## Records for this exercise
--- BEGIN ---
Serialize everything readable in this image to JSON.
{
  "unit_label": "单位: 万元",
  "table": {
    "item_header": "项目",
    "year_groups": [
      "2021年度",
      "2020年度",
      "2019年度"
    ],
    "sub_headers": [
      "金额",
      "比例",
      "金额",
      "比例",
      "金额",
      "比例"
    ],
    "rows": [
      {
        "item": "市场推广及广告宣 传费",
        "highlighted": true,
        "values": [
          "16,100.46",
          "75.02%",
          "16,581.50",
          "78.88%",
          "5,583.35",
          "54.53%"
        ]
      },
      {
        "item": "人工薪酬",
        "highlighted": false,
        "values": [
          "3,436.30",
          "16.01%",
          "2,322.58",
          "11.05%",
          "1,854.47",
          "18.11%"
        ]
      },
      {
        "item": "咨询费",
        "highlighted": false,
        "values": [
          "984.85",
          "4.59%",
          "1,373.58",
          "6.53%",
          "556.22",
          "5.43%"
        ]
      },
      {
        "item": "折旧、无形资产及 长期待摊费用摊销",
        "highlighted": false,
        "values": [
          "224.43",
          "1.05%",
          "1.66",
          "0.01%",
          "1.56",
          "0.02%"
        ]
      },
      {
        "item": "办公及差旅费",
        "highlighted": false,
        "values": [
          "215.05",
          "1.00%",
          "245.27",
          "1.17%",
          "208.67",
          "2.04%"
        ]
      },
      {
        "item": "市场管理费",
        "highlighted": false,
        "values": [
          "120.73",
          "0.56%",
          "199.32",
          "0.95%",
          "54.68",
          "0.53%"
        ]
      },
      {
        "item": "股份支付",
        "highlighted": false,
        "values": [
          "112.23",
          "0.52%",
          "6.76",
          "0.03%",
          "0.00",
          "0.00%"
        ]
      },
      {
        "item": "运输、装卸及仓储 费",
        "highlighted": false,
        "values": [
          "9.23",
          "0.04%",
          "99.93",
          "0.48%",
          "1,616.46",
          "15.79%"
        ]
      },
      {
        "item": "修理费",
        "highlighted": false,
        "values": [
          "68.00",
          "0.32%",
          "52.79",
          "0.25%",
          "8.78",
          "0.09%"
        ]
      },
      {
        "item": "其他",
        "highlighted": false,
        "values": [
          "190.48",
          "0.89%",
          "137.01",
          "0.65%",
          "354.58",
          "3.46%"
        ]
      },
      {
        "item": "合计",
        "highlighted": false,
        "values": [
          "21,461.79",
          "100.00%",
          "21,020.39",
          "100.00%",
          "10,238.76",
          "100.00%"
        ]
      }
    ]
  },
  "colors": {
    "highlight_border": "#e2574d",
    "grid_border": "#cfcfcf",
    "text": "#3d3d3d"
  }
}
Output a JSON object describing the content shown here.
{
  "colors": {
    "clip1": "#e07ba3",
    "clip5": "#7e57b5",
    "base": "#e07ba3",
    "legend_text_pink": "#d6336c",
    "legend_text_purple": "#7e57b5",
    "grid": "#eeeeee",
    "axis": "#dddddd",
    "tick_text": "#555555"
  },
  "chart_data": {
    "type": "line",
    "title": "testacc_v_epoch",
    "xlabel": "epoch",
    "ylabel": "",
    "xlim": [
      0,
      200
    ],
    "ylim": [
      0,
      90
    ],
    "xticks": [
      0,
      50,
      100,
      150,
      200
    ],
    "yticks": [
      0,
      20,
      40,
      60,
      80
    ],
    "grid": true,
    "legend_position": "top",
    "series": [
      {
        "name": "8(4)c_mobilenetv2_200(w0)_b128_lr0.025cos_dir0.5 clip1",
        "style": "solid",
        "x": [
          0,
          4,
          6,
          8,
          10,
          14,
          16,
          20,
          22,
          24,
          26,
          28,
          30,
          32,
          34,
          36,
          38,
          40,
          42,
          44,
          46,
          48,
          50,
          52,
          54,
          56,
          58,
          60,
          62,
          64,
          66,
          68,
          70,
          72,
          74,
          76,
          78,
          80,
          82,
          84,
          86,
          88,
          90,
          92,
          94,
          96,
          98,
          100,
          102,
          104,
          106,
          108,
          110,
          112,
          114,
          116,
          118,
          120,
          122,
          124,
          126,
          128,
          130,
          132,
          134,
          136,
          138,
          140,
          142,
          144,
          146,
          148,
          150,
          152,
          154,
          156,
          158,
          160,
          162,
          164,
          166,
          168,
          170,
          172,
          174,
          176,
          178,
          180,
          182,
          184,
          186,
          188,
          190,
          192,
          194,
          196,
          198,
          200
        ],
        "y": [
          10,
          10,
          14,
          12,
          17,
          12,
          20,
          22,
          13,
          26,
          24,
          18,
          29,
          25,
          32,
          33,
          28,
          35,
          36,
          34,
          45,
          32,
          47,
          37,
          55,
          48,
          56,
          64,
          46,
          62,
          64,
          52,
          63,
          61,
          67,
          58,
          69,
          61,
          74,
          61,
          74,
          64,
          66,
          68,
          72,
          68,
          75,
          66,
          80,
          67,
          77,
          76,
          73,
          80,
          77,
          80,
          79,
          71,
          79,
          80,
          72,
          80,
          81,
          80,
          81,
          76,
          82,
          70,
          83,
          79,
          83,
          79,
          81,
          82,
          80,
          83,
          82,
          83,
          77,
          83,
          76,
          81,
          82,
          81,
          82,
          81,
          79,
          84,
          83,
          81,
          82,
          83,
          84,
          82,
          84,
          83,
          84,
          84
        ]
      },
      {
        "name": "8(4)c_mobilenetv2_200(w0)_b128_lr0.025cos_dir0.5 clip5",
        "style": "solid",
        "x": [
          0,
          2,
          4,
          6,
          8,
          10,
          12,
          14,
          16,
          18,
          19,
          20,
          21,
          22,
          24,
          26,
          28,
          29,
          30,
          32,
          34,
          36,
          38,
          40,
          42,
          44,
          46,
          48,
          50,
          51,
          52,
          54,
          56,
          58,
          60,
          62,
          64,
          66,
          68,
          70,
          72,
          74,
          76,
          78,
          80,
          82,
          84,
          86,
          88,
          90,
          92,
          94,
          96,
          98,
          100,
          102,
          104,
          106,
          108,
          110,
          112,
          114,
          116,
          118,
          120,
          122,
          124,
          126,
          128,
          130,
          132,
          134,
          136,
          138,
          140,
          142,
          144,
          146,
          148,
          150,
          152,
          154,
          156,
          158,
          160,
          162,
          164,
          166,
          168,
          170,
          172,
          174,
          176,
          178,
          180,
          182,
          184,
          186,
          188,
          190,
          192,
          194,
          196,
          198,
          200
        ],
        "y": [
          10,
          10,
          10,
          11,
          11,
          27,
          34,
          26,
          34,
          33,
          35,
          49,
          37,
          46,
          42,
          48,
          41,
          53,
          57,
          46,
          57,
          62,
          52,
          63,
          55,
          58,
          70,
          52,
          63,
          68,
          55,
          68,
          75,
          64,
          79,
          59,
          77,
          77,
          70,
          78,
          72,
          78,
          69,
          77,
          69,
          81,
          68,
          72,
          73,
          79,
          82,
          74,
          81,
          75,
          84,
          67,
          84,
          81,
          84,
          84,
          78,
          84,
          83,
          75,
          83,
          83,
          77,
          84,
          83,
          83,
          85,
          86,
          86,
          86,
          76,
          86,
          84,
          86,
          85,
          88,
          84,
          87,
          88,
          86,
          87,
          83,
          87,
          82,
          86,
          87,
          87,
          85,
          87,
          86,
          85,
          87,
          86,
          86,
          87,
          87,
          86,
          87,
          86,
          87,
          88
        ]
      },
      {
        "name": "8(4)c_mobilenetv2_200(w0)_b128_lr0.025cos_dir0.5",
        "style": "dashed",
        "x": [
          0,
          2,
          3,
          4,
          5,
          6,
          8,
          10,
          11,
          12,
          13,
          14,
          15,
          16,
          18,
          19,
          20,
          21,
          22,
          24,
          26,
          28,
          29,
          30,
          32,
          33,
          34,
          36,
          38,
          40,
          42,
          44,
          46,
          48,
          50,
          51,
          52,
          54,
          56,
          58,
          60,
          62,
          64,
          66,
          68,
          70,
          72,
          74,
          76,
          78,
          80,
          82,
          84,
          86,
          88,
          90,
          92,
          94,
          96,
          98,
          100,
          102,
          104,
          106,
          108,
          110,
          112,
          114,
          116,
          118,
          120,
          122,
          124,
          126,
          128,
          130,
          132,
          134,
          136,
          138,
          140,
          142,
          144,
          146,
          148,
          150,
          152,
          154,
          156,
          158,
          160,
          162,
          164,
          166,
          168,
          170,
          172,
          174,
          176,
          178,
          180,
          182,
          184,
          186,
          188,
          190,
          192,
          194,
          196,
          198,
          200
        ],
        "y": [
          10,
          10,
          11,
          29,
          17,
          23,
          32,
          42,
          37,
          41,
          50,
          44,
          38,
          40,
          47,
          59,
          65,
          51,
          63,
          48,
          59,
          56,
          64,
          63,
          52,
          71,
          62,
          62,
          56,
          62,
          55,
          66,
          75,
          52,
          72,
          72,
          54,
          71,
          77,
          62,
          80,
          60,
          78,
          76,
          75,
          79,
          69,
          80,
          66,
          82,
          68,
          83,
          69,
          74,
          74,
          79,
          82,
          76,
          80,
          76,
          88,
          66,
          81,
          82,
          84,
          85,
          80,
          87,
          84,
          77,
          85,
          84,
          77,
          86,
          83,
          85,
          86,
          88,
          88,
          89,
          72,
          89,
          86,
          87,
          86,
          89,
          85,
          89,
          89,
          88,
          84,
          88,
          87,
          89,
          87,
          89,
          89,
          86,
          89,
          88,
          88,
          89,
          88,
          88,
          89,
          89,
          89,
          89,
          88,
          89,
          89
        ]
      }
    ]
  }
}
--- END ---
Return every line of the preceding records in which the word "name" appears.

## Solution for this problem
        "name": "8(4)c_mobilenetv2_200(w0)_b128_lr0.025cos_dir0.5 clip1",
        "name": "8(4)c_mobilenetv2_200(w0)_b128_lr0.025cos_dir0.5 clip5",
        "name": "8(4)c_mobilenetv2_200(w0)_b128_lr0.025cos_dir0.5",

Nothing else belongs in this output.